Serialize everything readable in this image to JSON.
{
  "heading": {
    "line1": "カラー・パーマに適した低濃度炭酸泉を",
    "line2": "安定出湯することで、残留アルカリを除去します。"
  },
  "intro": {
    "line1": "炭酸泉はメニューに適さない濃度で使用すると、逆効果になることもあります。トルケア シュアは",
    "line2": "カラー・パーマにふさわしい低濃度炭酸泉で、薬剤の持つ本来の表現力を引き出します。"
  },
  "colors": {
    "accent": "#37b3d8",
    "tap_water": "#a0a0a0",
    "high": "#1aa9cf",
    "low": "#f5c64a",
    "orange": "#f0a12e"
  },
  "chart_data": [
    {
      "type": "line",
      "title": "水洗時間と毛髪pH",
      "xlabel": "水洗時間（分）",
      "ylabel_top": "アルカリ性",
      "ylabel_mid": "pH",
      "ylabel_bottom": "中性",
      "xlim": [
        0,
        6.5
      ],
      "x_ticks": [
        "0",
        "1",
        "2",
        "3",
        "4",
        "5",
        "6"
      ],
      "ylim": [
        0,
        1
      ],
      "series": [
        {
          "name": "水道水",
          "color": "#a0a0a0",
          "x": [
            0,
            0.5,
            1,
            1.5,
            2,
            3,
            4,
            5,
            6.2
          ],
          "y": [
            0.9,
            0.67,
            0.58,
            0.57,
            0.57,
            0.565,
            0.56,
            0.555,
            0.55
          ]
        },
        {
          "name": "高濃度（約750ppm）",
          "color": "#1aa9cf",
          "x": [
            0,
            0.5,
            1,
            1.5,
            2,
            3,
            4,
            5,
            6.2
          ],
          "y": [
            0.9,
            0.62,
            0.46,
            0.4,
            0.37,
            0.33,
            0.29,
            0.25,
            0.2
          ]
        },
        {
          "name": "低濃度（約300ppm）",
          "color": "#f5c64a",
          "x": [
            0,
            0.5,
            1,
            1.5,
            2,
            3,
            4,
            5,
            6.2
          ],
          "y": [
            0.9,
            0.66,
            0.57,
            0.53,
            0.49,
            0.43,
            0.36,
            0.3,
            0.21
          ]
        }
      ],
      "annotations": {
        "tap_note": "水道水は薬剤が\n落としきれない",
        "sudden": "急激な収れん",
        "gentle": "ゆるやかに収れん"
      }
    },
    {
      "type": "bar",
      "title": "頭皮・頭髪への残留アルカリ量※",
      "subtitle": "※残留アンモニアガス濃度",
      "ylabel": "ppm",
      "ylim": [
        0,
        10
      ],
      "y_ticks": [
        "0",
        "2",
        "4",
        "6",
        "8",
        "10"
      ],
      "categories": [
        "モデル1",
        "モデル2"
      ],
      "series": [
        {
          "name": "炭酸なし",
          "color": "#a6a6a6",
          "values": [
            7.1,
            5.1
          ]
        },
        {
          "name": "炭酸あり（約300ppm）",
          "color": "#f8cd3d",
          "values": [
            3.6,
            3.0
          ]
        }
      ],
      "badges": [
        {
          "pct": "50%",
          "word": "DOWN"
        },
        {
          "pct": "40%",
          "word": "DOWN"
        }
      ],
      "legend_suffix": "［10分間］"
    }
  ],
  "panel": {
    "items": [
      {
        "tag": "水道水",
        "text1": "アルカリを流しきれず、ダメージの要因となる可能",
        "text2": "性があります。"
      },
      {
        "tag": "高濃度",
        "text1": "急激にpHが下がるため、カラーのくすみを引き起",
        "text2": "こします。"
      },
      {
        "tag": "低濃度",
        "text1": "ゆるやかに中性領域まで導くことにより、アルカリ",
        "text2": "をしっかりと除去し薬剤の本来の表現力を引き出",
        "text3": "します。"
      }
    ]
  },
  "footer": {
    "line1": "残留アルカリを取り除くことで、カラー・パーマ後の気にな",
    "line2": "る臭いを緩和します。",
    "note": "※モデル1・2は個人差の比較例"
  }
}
━━━━━━━━━━━━━━━━━━━━
> INSTRUCTIONS FOR THE TASK: Print again each line of the listing above, exactly as it appears.

> EXPECTED OUTPUT:
Serialize everything readable in this image to JSON.
{
  "heading": {
    "line1": "カラー・パーマに適した低濃度炭酸泉を",
    "line2": "安定出湯することで、残留アルカリを除去します。"
  },
  "intro": {
    "line1": "炭酸泉はメニューに適さない濃度で使用すると、逆効果になることもあります。トルケア シュアは",
    "line2": "カラー・パーマにふさわしい低濃度炭酸泉で、薬剤の持つ本来の表現力を引き出します。"
  },
  "colors": {
    "accent": "#37b3d8",
    "tap_water": "#a0a0a0",
    "high": "#1aa9cf",
    "low": "#f5c64a",
    "orange": "#f0a12e"
  },
  "chart_data": [
    {
      "type": "line",
      "title": "水洗時間と毛髪pH",
      "xlabel": "水洗時間（分）",
      "ylabel_top": "アルカリ性",
      "ylabel_mid": "pH",
      "ylabel_bottom": "中性",
      "xlim": [
        0,
        6.5
      ],
      "x_ticks": [
        "0",
        "1",
        "2",
        "3",
        "4",
        "5",
        "6"
      ],
      "ylim": [
        0,
        1
      ],
      "series": [
        {
          "name": "水道水",
          "color": "#a0a0a0",
          "x": [
            0,
            0.5,
            1,
            1.5,
            2,
            3,
            4,
            5,
            6.2
          ],
          "y": [
            0.9,
            0.67,
            0.58,
            0.57,
            0.57,
            0.565,
            0.56,
            0.555,
            0.55
          ]
        },
        {
          "name": "高濃度（約750ppm）",
          "color": "#1aa9cf",
          "x": [
            0,
            0.5,
            1,
            1.5,
            2,
            3,
            4,
            5,
            6.2
          ],
          "y": [
            0.9,
            0.62,
            0.46,
            0.4,
            0.37,
            0.33,
            0.29,
            0.25,
            0.2
          ]
        },
        {
          "name": "低濃度（約300ppm）",
          "color": "#f5c64a",
          "x": [
            0,
            0.5,
            1,
            1.5,
            2,
            3,
            4,
            5,
            6.2
          ],
          "y": [
            0.9,
            0.66,
            0.57,
            0.53,
            0.49,
            0.43,
            0.36,
            0.3,
            0.21
          ]
        }
      ],
      "annotations": {
        "tap_note": "水道水は薬剤が\n落としきれない",
        "sudden": "急激な収れん",
        "gentle": "ゆるやかに収れん"
      }
    },
    {
      "type": "bar",
      "title": "頭皮・頭髪への残留アルカリ量※",
      "subtitle": "※残留アンモニアガス濃度",
      "ylabel": "ppm",
      "ylim": [
        0,
        10
      ],
      "y_ticks": [
        "0",
        "2",
        "4",
        "6",
        "8",
        "10"
      ],
      "categories": [
        "モデル1",
        "モデル2"
      ],
      "series": [
        {
          "name": "炭酸なし",
          "color": "#a6a6a6",
          "values": [
            7.1,
            5.1
          ]
        },
        {
          "name": "炭酸あり（約300ppm）",
          "color": "#f8cd3d",
          "values": [
            3.6,
            3.0
          ]
        }
      ],
      "badges": [
        {
          "pct": "50%",
          "word": "DOWN"
        },
        {
          "pct": "40%",
          "word": "DOWN"
        }
      ],
      "legend_suffix": "［10分間］"
    }
  ],
  "panel": {
    "items": [
      {
        "tag": "水道水",
        "text1": "アルカリを流しきれず、ダメージの要因となる可能",
        "text2": "性があります。"
      },
      {
        "tag": "高濃度",
        "text1": "急激にpHが下がるため、カラーのくすみを引き起",
        "text2": "こします。"
      },
      {
        "tag": "低濃度",
        "text1": "ゆるやかに中性領域まで導くことにより、アルカリ",
        "text2": "をしっかりと除去し薬剤の本来の表現力を引き出",
        "text3": "します。"
      }
    ]
  },
  "footer": {
    "line1": "残留アルカリを取り除くことで、カラー・パーマ後の気にな",
    "line2": "る臭いを緩和します。",
    "note": "※モデル1・2は個人差の比較例"
  }
}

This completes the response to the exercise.